AIM
Return the listing below verbatim. Pictures do not belong in the copy.

THE INPUT
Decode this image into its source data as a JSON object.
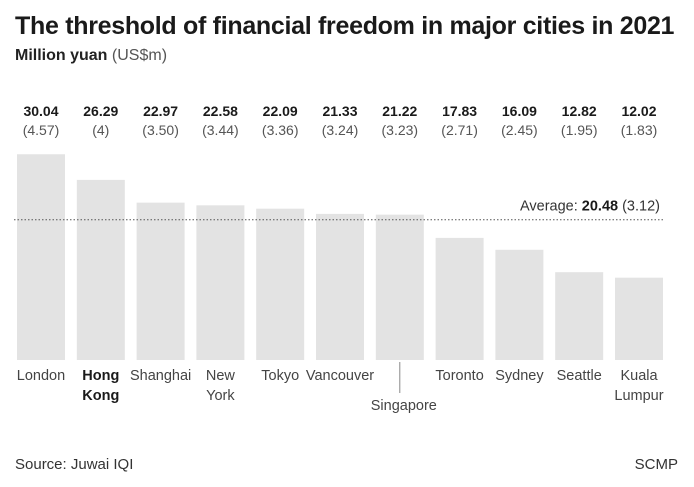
{
  "title": "The threshold of financial freedom in major cities in 2021",
  "subtitle": {
    "unit_main": "Million yuan",
    "unit_alt": "(US$m)"
  },
  "source": "Source: Juwai IQI",
  "credit": "SCMP",
  "colors": {
    "bar": "#e3e3e3",
    "average_line": "#555555",
    "text": "#222222"
  },
  "chart_data": {
    "type": "bar",
    "ylabel": "Million yuan",
    "ylim": [
      0,
      32
    ],
    "categories": [
      "London",
      "Hong Kong",
      "Shanghai",
      "New York",
      "Tokyo",
      "Vancouver",
      "Singapore",
      "Toronto",
      "Sydney",
      "Seattle",
      "Kuala Lumpur"
    ],
    "label_lines": [
      [
        "London"
      ],
      [
        "Hong",
        "Kong"
      ],
      [
        "Shanghai"
      ],
      [
        "New",
        "York"
      ],
      [
        "Tokyo"
      ],
      [
        "Vancouver"
      ],
      [
        "Singapore"
      ],
      [
        "Toronto"
      ],
      [
        "Sydney"
      ],
      [
        "Seattle"
      ],
      [
        "Kuala",
        "Lumpur"
      ]
    ],
    "highlight": "Hong Kong",
    "series": [
      {
        "values": [
          30.04,
          26.29,
          22.97,
          22.58,
          22.09,
          21.33,
          21.22,
          17.83,
          16.09,
          12.82,
          12.02
        ]
      }
    ],
    "value_labels": [
      "30.04",
      "26.29",
      "22.97",
      "22.58",
      "22.09",
      "21.33",
      "21.22",
      "17.83",
      "16.09",
      "12.82",
      "12.02"
    ],
    "usd_labels": [
      "(4.57)",
      "(4)",
      "(3.50)",
      "(3.44)",
      "(3.36)",
      "(3.24)",
      "(3.23)",
      "(2.71)",
      "(2.45)",
      "(1.95)",
      "(1.83)"
    ],
    "average": {
      "label": "Average:",
      "value": 20.48,
      "value_label": "20.48",
      "usd_label": "(3.12)"
    },
    "offset_label": "Singapore",
    "grid": false,
    "legend": "none"
  }
}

RESULT OF THE TASK
Decode this image into its source data as a JSON object.
{
  "title": "The threshold of financial freedom in major cities in 2021",
  "subtitle": {
    "unit_main": "Million yuan",
    "unit_alt": "(US$m)"
  },
  "source": "Source: Juwai IQI",
  "credit": "SCMP",
  "colors": {
    "bar": "#e3e3e3",
    "average_line": "#555555",
    "text": "#222222"
  },
  "chart_data": {
    "type": "bar",
    "ylabel": "Million yuan",
    "ylim": [
      0,
      32
    ],
    "categories": [
      "London",
      "Hong Kong",
      "Shanghai",
      "New York",
      "Tokyo",
      "Vancouver",
      "Singapore",
      "Toronto",
      "Sydney",
      "Seattle",
      "Kuala Lumpur"
    ],
    "label_lines": [
      [
        "London"
      ],
      [
        "Hong",
        "Kong"
      ],
      [
        "Shanghai"
      ],
      [
        "New",
        "York"
      ],
      [
        "Tokyo"
      ],
      [
        "Vancouver"
      ],
      [
        "Singapore"
      ],
      [
        "Toronto"
      ],
      [
        "Sydney"
      ],
      [
        "Seattle"
      ],
      [
        "Kuala",
        "Lumpur"
      ]
    ],
    "highlight": "Hong Kong",
    "series": [
      {
        "values": [
          30.04,
          26.29,
          22.97,
          22.58,
          22.09,
          21.33,
          21.22,
          17.83,
          16.09,
          12.82,
          12.02
        ]
      }
    ],
    "value_labels": [
      "30.04",
      "26.29",
      "22.97",
      "22.58",
      "22.09",
      "21.33",
      "21.22",
      "17.83",
      "16.09",
      "12.82",
      "12.02"
    ],
    "usd_labels": [
      "(4.57)",
      "(4)",
      "(3.50)",
      "(3.44)",
      "(3.36)",
      "(3.24)",
      "(3.23)",
      "(2.71)",
      "(2.45)",
      "(1.95)",
      "(1.83)"
    ],
    "average": {
      "label": "Average:",
      "value": 20.48,
      "value_label": "20.48",
      "usd_label": "(3.12)"
    },
    "offset_label": "Singapore",
    "grid": false,
    "legend": "none"
  }
}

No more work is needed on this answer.